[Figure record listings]
########
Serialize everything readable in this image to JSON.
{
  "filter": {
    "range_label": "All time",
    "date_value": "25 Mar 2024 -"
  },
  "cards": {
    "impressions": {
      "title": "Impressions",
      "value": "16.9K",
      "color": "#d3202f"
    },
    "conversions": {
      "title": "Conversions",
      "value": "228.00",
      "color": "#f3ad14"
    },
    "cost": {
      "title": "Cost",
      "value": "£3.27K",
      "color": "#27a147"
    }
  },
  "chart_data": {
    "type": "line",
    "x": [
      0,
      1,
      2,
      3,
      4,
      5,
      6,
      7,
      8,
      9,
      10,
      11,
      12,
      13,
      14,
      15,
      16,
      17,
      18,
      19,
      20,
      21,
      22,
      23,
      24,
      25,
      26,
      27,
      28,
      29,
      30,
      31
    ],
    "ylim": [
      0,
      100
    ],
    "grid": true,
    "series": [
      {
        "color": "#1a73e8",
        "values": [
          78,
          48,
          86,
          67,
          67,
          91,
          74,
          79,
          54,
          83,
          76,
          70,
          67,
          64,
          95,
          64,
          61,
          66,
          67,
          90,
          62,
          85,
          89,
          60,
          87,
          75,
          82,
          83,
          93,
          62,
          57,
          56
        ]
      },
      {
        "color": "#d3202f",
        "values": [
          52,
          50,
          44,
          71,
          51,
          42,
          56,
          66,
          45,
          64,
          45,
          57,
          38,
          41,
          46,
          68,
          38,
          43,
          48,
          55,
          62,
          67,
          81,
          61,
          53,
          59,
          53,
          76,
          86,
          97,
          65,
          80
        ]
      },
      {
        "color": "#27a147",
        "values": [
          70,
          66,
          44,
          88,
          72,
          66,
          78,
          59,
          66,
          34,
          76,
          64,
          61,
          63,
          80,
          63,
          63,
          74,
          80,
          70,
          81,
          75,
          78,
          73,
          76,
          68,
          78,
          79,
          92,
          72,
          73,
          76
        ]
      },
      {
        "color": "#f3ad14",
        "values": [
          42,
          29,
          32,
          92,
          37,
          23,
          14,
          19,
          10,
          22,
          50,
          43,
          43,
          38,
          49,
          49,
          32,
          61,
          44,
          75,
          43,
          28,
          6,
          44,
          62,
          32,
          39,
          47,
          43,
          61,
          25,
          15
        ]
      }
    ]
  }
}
########
* **TASK STATEMENT**:
Return all of the data precisely as it appears.

* **OUTPUT FOR THIS TASK**:
Serialize everything readable in this image to JSON.
{
  "filter": {
    "range_label": "All time",
    "date_value": "25 Mar 2024 -"
  },
  "cards": {
    "impressions": {
      "title": "Impressions",
      "value": "16.9K",
      "color": "#d3202f"
    },
    "conversions": {
      "title": "Conversions",
      "value": "228.00",
      "color": "#f3ad14"
    },
    "cost": {
      "title": "Cost",
      "value": "£3.27K",
      "color": "#27a147"
    }
  },
  "chart_data": {
    "type": "line",
    "x": [
      0,
      1,
      2,
      3,
      4,
      5,
      6,
      7,
      8,
      9,
      10,
      11,
      12,
      13,
      14,
      15,
      16,
      17,
      18,
      19,
      20,
      21,
      22,
      23,
      24,
      25,
      26,
      27,
      28,
      29,
      30,
      31
    ],
    "ylim": [
      0,
      100
    ],
    "grid": true,
    "series": [
      {
        "color": "#1a73e8",
        "values": [
          78,
          48,
          86,
          67,
          67,
          91,
          74,
          79,
          54,
          83,
          76,
          70,
          67,
          64,
          95,
          64,
          61,
          66,
          67,
          90,
          62,
          85,
          89,
          60,
          87,
          75,
          82,
          83,
          93,
          62,
          57,
          56
        ]
      },
      {
        "color": "#d3202f",
        "values": [
          52,
          50,
          44,
          71,
          51,
          42,
          56,
          66,
          45,
          64,
          45,
          57,
          38,
          41,
          46,
          68,
          38,
          43,
          48,
          55,
          62,
          67,
          81,
          61,
          53,
          59,
          53,
          76,
          86,
          97,
          65,
          80
        ]
      },
      {
        "color": "#27a147",
        "values": [
          70,
          66,
          44,
          88,
          72,
          66,
          78,
          59,
          66,
          34,
          76,
          64,
          61,
          63,
          80,
          63,
          63,
          74,
          80,
          70,
          81,
          75,
          78,
          73,
          76,
          68,
          78,
          79,
          92,
          72,
          73,
          76
        ]
      },
      {
        "color": "#f3ad14",
        "values": [
          42,
          29,
          32,
          92,
          37,
          23,
          14,
          19,
          10,
          22,
          50,
          43,
          43,
          38,
          49,
          49,
          32,
          61,
          44,
          75,
          43,
          28,
          6,
          44,
          62,
          32,
          39,
          47,
          43,
          61,
          25,
          15
        ]
      }
    ]
  }
}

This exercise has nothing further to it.